** START Records for processing **

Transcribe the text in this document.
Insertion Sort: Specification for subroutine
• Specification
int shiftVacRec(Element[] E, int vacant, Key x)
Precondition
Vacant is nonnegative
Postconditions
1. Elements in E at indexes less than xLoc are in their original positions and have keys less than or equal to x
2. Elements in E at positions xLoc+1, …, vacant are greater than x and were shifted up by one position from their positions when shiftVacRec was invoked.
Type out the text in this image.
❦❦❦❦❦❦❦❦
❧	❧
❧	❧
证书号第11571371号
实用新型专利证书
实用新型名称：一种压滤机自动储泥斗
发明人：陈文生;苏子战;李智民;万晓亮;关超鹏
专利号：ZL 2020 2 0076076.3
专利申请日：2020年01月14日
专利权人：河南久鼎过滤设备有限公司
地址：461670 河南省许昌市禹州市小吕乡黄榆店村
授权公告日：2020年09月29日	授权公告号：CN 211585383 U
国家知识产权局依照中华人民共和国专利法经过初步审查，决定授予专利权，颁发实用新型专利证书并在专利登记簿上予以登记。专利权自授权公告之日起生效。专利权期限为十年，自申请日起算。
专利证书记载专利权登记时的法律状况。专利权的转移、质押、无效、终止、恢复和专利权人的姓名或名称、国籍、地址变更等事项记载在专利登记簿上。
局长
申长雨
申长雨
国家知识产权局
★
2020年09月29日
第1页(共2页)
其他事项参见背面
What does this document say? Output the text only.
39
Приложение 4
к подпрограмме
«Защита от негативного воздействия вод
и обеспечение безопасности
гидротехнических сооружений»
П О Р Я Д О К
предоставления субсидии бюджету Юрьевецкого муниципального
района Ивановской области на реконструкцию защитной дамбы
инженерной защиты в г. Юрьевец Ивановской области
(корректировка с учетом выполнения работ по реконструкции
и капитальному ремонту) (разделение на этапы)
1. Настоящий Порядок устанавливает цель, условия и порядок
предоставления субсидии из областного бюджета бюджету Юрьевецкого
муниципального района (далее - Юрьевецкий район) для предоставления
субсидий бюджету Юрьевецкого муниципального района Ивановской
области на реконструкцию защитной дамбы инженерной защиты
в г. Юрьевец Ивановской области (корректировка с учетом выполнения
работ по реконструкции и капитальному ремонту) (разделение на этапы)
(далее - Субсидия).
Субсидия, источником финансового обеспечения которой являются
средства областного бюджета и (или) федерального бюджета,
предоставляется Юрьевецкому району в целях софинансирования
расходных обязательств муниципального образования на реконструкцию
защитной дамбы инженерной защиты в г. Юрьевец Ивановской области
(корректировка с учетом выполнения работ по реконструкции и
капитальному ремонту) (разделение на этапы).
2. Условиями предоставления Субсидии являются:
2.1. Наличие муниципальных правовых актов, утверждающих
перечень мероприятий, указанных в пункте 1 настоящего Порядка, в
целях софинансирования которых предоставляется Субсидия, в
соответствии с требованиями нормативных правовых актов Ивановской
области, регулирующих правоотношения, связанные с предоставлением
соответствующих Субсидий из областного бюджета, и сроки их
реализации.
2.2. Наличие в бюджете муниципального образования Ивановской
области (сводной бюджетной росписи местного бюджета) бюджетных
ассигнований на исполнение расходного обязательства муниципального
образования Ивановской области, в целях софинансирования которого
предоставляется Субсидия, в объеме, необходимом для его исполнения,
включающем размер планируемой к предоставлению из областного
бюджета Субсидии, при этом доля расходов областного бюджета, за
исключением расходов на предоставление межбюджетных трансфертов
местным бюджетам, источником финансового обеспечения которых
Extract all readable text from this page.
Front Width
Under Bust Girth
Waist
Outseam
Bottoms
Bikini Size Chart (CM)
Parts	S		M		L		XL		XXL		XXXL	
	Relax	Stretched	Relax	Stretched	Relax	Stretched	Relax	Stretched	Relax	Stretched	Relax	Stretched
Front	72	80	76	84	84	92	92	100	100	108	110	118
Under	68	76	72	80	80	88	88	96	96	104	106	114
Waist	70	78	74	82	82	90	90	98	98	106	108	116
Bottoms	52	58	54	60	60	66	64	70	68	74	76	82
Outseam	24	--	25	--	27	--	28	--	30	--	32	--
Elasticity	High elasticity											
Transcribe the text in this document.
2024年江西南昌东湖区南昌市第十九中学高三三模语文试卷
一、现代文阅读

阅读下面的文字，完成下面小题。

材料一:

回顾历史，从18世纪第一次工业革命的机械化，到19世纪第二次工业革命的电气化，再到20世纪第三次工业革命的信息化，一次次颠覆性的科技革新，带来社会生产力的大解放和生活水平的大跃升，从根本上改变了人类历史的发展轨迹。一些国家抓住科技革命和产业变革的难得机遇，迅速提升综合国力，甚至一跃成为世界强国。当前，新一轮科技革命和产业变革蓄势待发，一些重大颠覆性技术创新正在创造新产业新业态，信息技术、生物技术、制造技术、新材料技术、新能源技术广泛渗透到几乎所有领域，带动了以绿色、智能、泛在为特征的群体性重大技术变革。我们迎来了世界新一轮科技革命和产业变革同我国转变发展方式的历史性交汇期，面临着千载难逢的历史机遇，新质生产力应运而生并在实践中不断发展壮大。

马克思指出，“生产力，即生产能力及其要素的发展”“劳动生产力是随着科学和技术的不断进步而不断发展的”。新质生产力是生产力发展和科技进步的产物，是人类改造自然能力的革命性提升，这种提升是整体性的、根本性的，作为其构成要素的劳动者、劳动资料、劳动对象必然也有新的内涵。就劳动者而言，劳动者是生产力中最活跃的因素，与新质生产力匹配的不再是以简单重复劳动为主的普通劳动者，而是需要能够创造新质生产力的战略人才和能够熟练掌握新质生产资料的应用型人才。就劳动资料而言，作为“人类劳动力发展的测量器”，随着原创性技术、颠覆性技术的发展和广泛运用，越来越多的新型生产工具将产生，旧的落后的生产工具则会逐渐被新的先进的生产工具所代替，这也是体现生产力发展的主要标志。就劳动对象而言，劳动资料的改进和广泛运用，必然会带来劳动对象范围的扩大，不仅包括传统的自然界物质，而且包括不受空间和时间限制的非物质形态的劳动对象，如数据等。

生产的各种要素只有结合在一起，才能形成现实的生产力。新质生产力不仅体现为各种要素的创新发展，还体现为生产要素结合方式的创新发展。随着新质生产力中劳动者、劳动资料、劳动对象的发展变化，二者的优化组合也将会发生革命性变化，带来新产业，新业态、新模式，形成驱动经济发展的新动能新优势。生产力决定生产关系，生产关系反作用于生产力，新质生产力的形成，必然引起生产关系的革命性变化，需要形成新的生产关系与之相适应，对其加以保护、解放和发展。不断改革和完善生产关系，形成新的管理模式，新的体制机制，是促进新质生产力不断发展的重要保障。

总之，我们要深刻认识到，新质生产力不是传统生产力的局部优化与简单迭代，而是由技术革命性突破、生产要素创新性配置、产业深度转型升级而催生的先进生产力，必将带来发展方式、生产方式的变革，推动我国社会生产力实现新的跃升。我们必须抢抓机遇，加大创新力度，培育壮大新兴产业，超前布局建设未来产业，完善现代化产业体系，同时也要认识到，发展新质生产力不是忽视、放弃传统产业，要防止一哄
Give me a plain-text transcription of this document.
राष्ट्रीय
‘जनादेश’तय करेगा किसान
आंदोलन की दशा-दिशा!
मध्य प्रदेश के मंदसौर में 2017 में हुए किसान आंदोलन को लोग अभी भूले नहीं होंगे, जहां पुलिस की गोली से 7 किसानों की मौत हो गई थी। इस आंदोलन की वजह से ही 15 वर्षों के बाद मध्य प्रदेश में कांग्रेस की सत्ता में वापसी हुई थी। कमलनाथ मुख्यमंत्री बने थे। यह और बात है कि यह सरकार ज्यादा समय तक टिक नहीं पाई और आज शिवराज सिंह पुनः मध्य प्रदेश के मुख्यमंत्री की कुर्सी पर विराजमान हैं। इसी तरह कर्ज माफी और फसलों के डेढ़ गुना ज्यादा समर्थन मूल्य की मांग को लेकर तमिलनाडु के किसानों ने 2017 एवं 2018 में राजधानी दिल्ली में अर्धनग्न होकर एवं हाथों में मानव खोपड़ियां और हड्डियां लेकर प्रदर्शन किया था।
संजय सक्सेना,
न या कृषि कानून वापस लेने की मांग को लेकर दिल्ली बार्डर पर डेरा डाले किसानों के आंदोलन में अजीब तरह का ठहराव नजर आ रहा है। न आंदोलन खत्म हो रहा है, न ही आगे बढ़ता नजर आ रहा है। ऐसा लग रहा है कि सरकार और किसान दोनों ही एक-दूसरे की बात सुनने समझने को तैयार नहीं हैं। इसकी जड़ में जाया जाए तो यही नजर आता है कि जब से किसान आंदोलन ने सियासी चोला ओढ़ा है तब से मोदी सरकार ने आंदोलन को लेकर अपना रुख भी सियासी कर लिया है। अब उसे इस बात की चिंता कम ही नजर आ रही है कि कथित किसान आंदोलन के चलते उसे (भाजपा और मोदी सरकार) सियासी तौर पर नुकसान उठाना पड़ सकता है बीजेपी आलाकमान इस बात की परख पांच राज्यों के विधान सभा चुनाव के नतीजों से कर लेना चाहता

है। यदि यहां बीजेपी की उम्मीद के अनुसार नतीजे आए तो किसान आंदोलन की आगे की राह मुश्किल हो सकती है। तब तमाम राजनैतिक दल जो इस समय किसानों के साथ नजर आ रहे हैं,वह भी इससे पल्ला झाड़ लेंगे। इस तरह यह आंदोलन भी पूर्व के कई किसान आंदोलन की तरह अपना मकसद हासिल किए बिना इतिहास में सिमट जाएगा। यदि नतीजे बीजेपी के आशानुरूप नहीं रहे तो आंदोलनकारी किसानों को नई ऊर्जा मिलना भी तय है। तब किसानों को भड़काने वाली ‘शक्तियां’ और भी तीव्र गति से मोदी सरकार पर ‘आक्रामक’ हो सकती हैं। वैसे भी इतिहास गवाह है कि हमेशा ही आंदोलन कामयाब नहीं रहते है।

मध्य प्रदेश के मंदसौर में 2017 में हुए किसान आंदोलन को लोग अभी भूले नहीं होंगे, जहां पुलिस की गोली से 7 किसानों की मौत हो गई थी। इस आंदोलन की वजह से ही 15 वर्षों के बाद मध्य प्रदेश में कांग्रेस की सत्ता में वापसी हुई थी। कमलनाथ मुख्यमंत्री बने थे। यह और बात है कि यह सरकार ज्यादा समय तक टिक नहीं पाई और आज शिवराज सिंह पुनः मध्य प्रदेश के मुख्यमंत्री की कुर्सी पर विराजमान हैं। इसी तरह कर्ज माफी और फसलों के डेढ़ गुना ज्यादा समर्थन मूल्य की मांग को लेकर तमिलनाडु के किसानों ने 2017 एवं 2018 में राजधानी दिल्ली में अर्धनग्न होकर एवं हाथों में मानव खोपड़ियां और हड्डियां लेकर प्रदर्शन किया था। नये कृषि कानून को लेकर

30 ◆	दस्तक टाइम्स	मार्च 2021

** END Records for processing **

Stated task: Identify each line in the records above that contains the word "бюджету", and copy it out in full.

Finished task:
предоставления субсидии бюджету Юрьевецкого муниципального
предоставления субсидии из областного бюджета бюджету Юрьевецкого
субсидий бюджету Юрьевецкого муниципального района Ивановской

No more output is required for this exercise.